What this task involves >>
Below is a block of records; repeat all of them exactly.

* begin Record extracts *

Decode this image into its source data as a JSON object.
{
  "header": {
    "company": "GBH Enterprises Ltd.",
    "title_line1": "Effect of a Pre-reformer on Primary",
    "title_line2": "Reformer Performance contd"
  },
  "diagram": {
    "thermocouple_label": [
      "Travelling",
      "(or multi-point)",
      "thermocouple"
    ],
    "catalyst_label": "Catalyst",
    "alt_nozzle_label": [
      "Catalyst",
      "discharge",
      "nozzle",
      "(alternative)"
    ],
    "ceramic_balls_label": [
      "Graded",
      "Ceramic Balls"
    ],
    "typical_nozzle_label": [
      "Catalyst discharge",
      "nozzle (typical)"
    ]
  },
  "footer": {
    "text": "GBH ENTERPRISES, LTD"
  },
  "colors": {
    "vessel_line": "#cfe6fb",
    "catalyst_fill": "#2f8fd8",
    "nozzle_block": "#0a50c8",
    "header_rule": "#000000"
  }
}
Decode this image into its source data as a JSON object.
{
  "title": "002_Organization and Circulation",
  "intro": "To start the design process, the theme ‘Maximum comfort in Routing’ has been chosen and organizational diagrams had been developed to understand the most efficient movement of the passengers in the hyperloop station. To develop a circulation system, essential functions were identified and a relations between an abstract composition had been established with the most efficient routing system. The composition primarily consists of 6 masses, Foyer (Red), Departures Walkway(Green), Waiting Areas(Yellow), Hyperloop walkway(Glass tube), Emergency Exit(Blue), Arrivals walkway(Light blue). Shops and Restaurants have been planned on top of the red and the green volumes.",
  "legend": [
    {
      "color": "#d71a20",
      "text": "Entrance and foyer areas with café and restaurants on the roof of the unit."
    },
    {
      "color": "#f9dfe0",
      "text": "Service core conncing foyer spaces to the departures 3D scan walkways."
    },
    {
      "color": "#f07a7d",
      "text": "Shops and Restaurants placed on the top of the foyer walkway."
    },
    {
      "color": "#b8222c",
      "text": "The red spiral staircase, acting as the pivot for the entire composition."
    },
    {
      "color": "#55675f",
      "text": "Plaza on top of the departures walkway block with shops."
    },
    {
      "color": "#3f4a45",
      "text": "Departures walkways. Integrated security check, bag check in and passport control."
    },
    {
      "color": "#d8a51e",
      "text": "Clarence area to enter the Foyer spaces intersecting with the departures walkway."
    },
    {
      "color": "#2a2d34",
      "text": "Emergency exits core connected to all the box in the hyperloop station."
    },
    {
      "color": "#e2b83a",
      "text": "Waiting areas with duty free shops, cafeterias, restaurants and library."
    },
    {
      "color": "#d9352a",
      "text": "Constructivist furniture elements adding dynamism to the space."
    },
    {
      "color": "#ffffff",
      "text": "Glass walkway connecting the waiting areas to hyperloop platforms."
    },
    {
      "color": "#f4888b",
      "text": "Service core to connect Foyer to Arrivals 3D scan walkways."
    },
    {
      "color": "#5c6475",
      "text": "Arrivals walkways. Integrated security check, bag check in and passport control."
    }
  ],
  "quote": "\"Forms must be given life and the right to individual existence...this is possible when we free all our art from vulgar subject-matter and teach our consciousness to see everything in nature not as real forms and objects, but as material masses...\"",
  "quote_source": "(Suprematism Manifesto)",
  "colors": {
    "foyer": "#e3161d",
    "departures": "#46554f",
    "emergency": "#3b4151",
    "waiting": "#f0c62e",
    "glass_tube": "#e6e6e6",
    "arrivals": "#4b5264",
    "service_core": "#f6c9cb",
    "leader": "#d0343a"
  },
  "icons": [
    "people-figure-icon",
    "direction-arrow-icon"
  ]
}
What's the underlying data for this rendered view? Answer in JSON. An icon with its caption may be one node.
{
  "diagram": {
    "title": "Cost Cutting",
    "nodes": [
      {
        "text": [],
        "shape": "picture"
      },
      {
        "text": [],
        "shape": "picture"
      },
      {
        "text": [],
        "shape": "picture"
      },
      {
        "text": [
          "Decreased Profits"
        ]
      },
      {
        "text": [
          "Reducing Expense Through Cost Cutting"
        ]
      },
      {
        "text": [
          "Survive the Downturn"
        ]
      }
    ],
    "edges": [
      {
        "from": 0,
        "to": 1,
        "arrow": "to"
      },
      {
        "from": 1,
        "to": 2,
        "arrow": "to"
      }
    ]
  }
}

* end Record extracts *

Task response >>
Decode this image into its source data as a JSON object.
{
  "header": {
    "company": "GBH Enterprises Ltd.",
    "title_line1": "Effect of a Pre-reformer on Primary",
    "title_line2": "Reformer Performance contd"
  },
  "diagram": {
    "thermocouple_label": [
      "Travelling",
      "(or multi-point)",
      "thermocouple"
    ],
    "catalyst_label": "Catalyst",
    "alt_nozzle_label": [
      "Catalyst",
      "discharge",
      "nozzle",
      "(alternative)"
    ],
    "ceramic_balls_label": [
      "Graded",
      "Ceramic Balls"
    ],
    "typical_nozzle_label": [
      "Catalyst discharge",
      "nozzle (typical)"
    ]
  },
  "footer": {
    "text": "GBH ENTERPRISES, LTD"
  },
  "colors": {
    "vessel_line": "#cfe6fb",
    "catalyst_fill": "#2f8fd8",
    "nozzle_block": "#0a50c8",
    "header_rule": "#000000"
  }
}
Decode this image into its source data as a JSON object.
{
  "title": "002_Organization and Circulation",
  "intro": "To start the design process, the theme ‘Maximum comfort in Routing’ has been chosen and organizational diagrams had been developed to understand the most efficient movement of the passengers in the hyperloop station. To develop a circulation system, essential functions were identified and a relations between an abstract composition had been established with the most efficient routing system. The composition primarily consists of 6 masses, Foyer (Red), Departures Walkway(Green), Waiting Areas(Yellow), Hyperloop walkway(Glass tube), Emergency Exit(Blue), Arrivals walkway(Light blue). Shops and Restaurants have been planned on top of the red and the green volumes.",
  "legend": [
    {
      "color": "#d71a20",
      "text": "Entrance and foyer areas with café and restaurants on the roof of the unit."
    },
    {
      "color": "#f9dfe0",
      "text": "Service core conncing foyer spaces to the departures 3D scan walkways."
    },
    {
      "color": "#f07a7d",
      "text": "Shops and Restaurants placed on the top of the foyer walkway."
    },
    {
      "color": "#b8222c",
      "text": "The red spiral staircase, acting as the pivot for the entire composition."
    },
    {
      "color": "#55675f",
      "text": "Plaza on top of the departures walkway block with shops."
    },
    {
      "color": "#3f4a45",
      "text": "Departures walkways. Integrated security check, bag check in and passport control."
    },
    {
      "color": "#d8a51e",
      "text": "Clarence area to enter the Foyer spaces intersecting with the departures walkway."
    },
    {
      "color": "#2a2d34",
      "text": "Emergency exits core connected to all the box in the hyperloop station."
    },
    {
      "color": "#e2b83a",
      "text": "Waiting areas with duty free shops, cafeterias, restaurants and library."
    },
    {
      "color": "#d9352a",
      "text": "Constructivist furniture elements adding dynamism to the space."
    },
    {
      "color": "#ffffff",
      "text": "Glass walkway connecting the waiting areas to hyperloop platforms."
    },
    {
      "color": "#f4888b",
      "text": "Service core to connect Foyer to Arrivals 3D scan walkways."
    },
    {
      "color": "#5c6475",
      "text": "Arrivals walkways. Integrated security check, bag check in and passport control."
    }
  ],
  "quote": "\"Forms must be given life and the right to individual existence...this is possible when we free all our art from vulgar subject-matter and teach our consciousness to see everything in nature not as real forms and objects, but as material masses...\"",
  "quote_source": "(Suprematism Manifesto)",
  "colors": {
    "foyer": "#e3161d",
    "departures": "#46554f",
    "emergency": "#3b4151",
    "waiting": "#f0c62e",
    "glass_tube": "#e6e6e6",
    "arrivals": "#4b5264",
    "service_core": "#f6c9cb",
    "leader": "#d0343a"
  },
  "icons": [
    "people-figure-icon",
    "direction-arrow-icon"
  ]
}
What's the underlying data for this rendered view? Answer in JSON. An icon with its caption may be one node.
{
  "diagram": {
    "title": "Cost Cutting",
    "nodes": [
      {
        "text": [],
        "shape": "picture"
      },
      {
        "text": [],
        "shape": "picture"
      },
      {
        "text": [],
        "shape": "picture"
      },
      {
        "text": [
          "Decreased Profits"
        ]
      },
      {
        "text": [
          "Reducing Expense Through Cost Cutting"
        ]
      },
      {
        "text": [
          "Survive the Downturn"
        ]
      }
    ],
    "edges": [
      {
        "from": 0,
        "to": 1,
        "arrow": "to"
      },
      {
        "from": 1,
        "to": 2,
        "arrow": "to"
      }
    ]
  }
}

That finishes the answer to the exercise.